__PROVIDED RECORDS__
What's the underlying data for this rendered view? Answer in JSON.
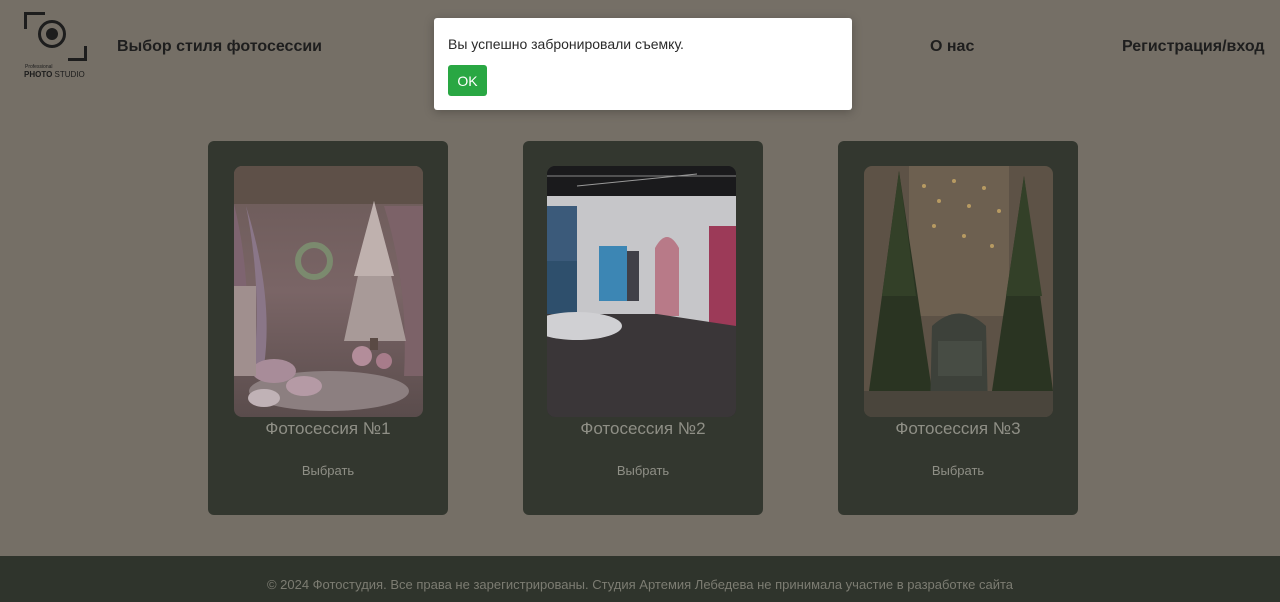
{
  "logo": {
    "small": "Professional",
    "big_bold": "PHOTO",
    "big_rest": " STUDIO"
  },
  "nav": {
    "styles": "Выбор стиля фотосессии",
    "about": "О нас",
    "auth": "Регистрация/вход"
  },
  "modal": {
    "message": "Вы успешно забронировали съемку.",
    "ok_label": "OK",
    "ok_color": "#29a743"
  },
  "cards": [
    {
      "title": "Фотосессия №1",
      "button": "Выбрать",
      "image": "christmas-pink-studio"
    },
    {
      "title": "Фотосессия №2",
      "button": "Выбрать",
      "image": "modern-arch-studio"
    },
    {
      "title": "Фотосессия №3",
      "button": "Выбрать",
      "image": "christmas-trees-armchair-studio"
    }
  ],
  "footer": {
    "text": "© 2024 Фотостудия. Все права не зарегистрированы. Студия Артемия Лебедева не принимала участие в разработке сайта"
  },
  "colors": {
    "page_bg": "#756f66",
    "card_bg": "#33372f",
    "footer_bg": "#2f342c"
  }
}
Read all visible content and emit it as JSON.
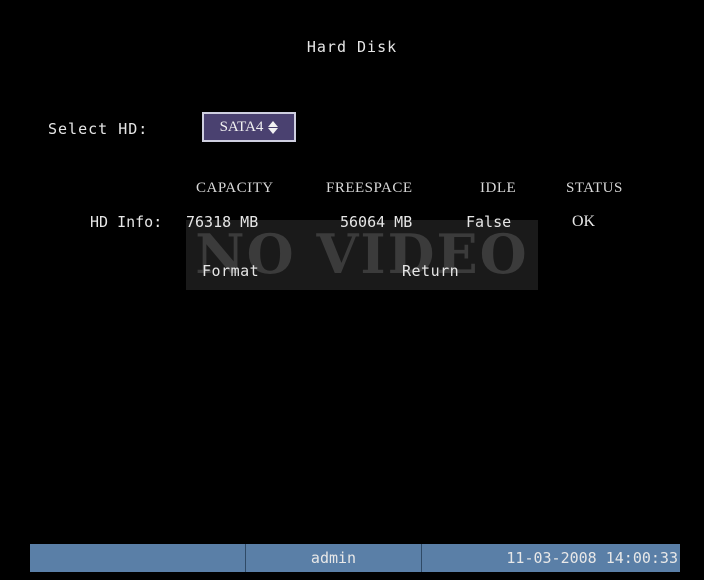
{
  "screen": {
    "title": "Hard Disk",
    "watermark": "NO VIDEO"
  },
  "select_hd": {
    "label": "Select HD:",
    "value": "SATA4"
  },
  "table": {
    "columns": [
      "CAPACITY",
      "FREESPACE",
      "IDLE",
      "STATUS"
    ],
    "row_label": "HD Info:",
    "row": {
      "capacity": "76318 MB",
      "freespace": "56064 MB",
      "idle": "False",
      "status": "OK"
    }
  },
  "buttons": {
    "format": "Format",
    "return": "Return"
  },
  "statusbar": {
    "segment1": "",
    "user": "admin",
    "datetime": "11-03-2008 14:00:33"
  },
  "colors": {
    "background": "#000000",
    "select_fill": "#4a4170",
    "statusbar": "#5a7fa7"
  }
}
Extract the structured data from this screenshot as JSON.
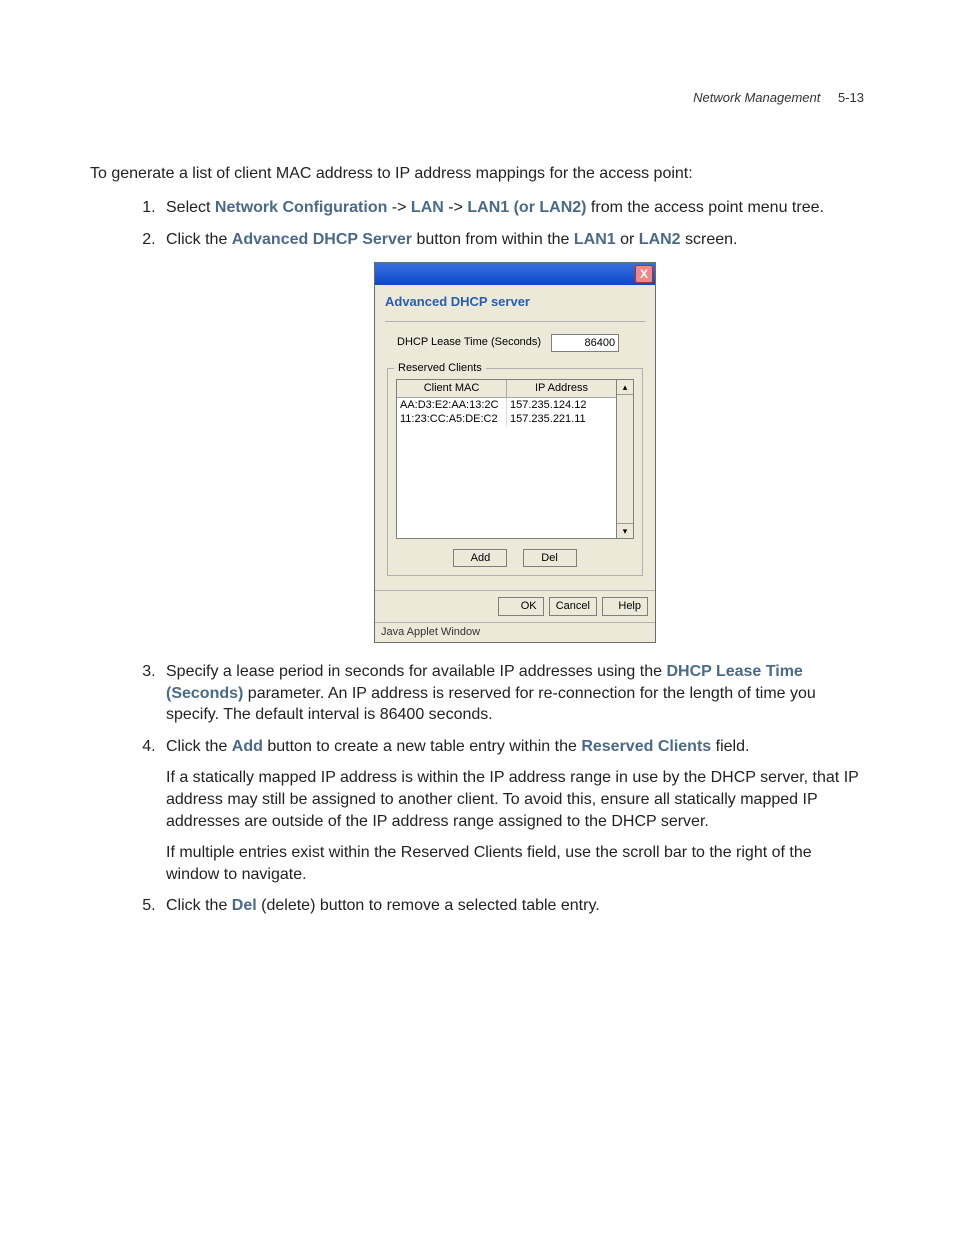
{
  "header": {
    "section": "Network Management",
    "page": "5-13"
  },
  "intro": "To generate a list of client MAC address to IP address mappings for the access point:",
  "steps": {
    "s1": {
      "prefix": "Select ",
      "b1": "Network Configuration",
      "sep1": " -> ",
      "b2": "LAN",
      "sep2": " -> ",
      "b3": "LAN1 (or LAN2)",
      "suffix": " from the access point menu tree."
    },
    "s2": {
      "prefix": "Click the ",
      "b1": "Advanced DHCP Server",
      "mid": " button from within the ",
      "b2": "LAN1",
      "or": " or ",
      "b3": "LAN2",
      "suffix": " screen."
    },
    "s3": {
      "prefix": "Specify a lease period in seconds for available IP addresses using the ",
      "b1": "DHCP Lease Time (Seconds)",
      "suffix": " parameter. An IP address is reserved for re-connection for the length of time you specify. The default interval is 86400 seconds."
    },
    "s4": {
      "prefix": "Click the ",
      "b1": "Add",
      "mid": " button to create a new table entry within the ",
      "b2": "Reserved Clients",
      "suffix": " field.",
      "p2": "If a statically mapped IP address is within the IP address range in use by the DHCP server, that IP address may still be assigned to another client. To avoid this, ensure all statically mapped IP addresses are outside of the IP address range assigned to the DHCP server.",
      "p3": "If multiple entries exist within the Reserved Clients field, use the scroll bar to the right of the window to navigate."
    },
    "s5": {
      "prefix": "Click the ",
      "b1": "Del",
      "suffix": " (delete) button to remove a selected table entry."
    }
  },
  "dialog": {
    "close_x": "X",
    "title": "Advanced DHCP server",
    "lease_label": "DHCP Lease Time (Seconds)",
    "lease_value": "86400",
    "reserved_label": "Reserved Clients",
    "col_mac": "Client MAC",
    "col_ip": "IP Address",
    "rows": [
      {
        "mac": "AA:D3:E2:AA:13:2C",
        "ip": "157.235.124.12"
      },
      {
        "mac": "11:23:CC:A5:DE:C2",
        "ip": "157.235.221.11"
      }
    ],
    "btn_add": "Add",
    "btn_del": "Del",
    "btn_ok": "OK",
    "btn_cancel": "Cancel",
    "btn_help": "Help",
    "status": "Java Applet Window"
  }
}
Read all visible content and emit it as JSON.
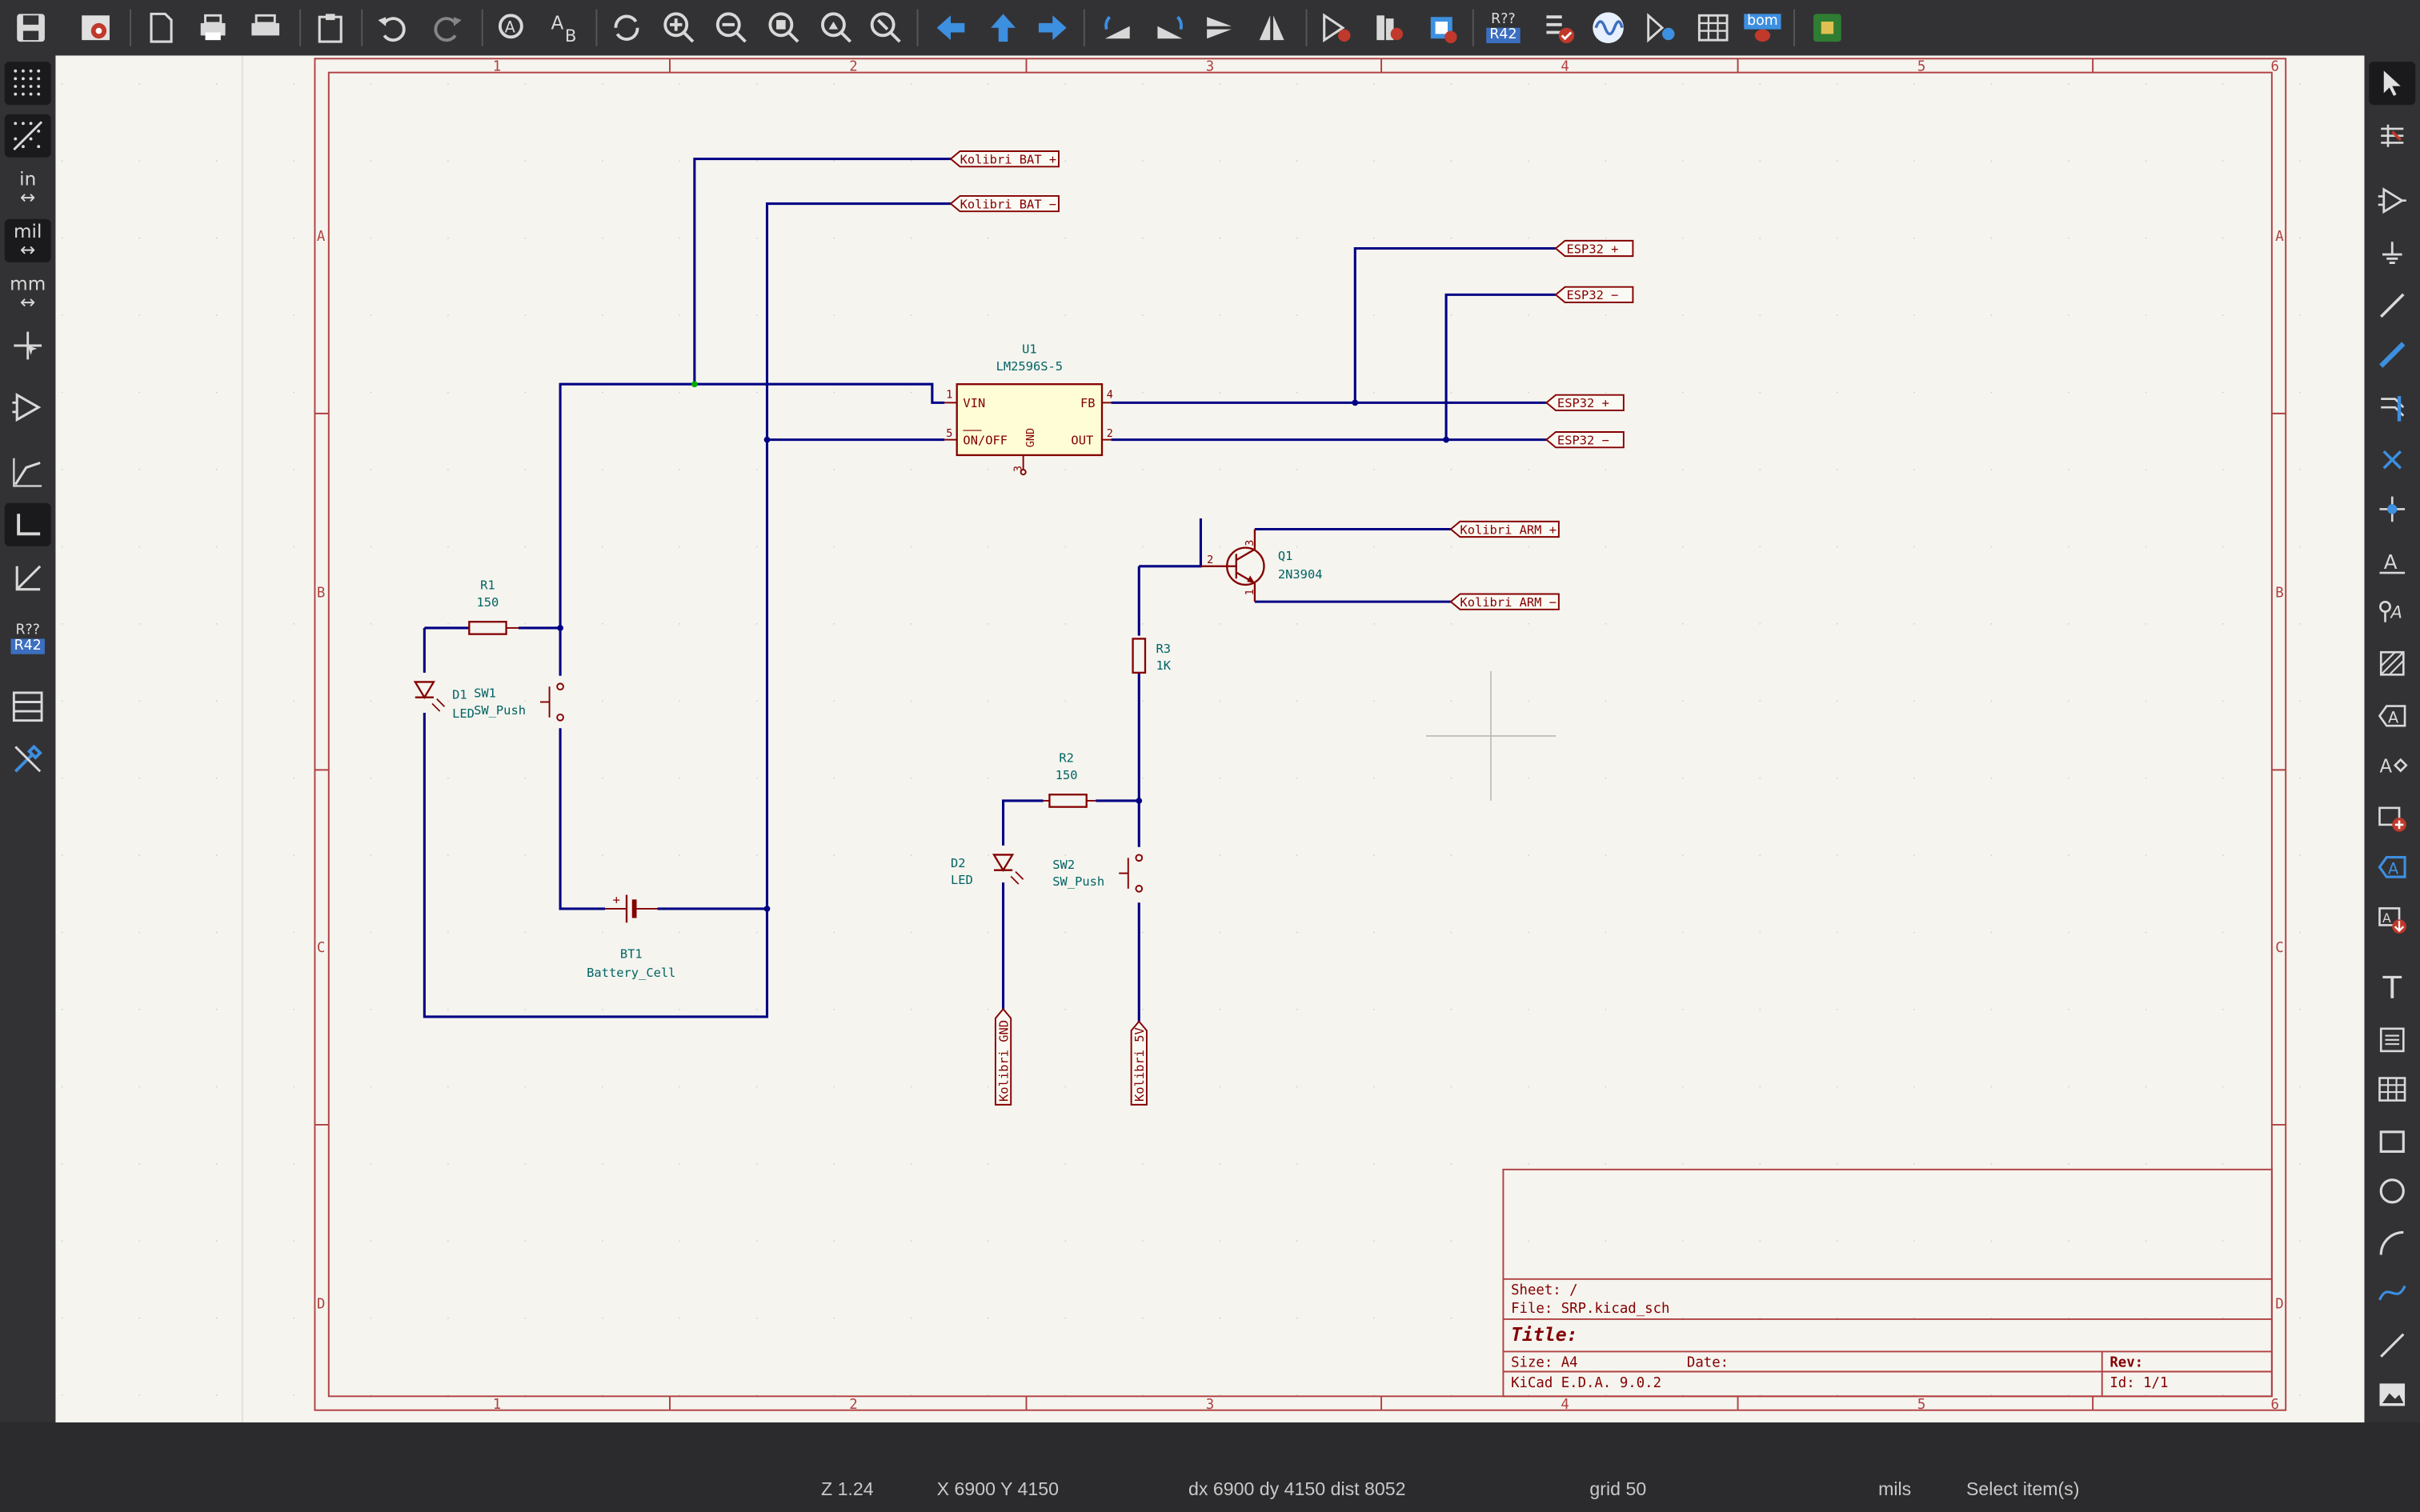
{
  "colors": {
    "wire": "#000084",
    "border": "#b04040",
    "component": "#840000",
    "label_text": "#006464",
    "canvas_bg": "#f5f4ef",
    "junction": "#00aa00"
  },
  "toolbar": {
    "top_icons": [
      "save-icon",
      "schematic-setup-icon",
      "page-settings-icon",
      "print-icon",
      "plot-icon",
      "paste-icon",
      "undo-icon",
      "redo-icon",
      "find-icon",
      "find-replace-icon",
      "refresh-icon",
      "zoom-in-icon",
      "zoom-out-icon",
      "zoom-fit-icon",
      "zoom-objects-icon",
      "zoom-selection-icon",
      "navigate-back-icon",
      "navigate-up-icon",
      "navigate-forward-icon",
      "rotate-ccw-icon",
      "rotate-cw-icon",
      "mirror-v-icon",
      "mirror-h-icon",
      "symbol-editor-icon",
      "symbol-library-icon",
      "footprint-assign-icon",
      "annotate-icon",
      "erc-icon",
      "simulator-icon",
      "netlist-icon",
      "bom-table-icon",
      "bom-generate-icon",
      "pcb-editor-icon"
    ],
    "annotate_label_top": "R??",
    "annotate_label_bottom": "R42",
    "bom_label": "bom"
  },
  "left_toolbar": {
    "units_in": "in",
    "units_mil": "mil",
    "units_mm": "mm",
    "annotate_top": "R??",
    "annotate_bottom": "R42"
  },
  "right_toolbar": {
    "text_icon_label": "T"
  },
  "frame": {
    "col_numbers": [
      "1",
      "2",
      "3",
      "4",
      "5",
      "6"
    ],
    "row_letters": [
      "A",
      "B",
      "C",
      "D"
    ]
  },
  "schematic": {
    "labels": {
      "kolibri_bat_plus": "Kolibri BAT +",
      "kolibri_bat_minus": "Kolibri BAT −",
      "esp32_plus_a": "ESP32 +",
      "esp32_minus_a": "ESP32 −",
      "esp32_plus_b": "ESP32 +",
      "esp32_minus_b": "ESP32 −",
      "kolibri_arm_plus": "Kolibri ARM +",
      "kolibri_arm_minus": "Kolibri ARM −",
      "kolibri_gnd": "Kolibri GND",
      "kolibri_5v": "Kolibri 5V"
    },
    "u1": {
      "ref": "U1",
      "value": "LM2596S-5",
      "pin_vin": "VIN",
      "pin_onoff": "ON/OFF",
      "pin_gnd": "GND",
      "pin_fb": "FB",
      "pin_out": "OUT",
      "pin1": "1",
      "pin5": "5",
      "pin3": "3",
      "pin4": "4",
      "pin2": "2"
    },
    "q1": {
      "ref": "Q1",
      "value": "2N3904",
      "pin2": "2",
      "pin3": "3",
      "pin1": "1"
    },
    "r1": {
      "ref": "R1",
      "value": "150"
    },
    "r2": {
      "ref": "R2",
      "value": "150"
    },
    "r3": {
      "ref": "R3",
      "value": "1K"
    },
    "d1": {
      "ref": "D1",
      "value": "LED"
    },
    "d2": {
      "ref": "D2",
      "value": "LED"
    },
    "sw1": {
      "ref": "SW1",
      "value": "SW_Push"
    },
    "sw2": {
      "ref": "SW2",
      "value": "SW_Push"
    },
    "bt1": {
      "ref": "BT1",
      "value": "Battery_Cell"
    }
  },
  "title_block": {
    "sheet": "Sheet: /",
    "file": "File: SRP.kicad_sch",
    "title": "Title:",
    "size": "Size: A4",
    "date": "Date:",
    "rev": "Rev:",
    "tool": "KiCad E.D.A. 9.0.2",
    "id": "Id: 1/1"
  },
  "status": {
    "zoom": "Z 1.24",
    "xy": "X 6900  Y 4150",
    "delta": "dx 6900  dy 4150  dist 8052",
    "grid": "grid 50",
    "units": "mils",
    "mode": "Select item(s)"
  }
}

__SET PROBLEM__
Go through the listing above and locate each line that holds the word "generate". Copy those lines.

__TASK OUTPUT__
  "intro": "To generate a list of client MAC address to IP address mappings for the access point:",
      "bom-generate-icon",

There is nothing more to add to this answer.